WHAT TO DO = Give the number of lines holding the string "Jason", and nothing else.

Data records
┌──

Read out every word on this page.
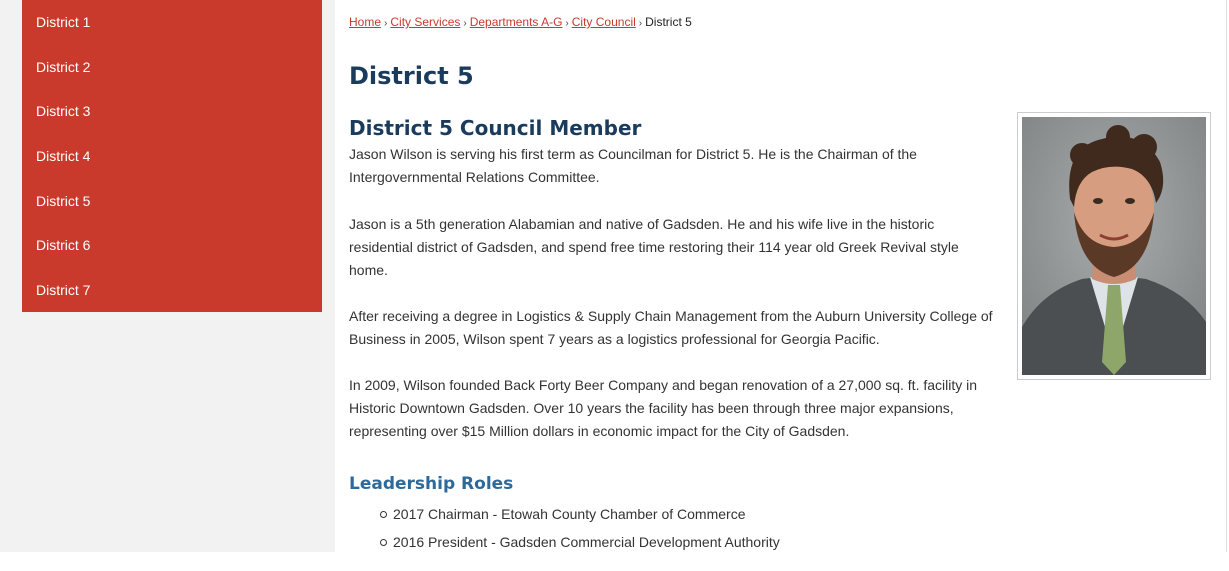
District 1
District 2
District 3
District 4
District 5
District 6
District 7
Home › City Services › Departments A-G › City Council › District 5
District 5
District 5 Council Member

Jason Wilson is serving his first term as Councilman for District 5. He is the Chairman of the Intergovernmental Relations Committee.

Jason is a 5th generation Alabamian and native of Gadsden. He and his wife live in the historic residential district of Gadsden, and spend free time restoring their 114 year old Greek Revival style home.

After receiving a degree in Logistics & Supply Chain Management from the Auburn University College of Business in 2005, Wilson spent 7 years as a logistics professional for Georgia Pacific.

In 2009, Wilson founded Back Forty Beer Company and began renovation of a 27,000 sq. ft. facility in Historic Downtown Gadsden. Over 10 years the facility has been through three major expansions, representing over $15 Million dollars in economic impact for the City of Gadsden.

Leadership Roles
2017 Chairman - Etowah County Chamber of Commerce
2016 President - Gadsden Commercial Development Authority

└──

ANSWER = 2